# Stored data:
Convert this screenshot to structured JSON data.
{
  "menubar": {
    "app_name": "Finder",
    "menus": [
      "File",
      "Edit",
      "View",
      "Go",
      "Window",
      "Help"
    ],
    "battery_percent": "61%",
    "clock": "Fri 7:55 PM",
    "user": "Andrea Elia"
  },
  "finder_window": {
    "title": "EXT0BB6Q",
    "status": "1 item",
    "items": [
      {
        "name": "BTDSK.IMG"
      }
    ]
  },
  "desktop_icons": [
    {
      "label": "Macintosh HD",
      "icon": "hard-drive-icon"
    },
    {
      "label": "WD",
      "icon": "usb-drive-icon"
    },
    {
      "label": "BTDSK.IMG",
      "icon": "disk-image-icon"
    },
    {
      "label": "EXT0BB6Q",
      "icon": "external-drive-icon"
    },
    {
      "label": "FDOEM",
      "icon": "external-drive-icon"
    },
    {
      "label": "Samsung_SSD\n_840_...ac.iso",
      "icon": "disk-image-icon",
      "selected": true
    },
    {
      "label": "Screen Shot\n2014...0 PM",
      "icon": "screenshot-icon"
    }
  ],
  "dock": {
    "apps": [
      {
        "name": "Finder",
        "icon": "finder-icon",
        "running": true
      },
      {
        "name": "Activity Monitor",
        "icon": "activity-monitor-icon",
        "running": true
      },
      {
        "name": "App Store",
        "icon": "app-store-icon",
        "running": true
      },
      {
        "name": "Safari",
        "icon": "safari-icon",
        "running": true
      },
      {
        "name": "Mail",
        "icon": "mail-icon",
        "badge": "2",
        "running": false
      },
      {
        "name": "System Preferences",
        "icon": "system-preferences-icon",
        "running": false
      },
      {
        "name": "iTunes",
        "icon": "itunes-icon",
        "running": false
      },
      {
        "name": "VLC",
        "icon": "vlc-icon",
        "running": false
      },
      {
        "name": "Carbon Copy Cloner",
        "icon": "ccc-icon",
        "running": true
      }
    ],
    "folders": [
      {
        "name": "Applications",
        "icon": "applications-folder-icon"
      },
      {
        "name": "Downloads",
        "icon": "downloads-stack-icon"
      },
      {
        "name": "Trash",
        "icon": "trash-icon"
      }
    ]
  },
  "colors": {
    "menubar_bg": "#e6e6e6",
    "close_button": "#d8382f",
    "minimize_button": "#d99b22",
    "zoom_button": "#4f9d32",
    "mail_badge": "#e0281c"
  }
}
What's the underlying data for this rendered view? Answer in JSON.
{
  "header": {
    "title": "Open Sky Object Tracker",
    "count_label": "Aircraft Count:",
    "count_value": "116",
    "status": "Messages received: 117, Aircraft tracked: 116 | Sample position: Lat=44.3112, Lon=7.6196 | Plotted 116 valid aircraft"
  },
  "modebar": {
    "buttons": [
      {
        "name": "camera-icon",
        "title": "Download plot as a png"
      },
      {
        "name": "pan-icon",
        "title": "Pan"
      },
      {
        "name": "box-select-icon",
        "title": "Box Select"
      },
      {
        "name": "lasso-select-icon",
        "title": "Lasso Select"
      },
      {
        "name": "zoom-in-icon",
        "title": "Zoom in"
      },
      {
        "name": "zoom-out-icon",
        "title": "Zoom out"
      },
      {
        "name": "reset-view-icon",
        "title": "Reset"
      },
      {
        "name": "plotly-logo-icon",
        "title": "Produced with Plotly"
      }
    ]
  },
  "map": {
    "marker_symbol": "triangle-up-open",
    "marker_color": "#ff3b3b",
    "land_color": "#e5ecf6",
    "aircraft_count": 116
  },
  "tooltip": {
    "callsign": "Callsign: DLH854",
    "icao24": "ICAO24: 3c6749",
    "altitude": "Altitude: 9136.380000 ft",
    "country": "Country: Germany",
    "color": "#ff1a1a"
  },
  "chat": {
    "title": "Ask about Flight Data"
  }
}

# Stated problem:
Above are some records. Report the number of their lines that include "screenshot", and add nothing else.

# Finished answer:
2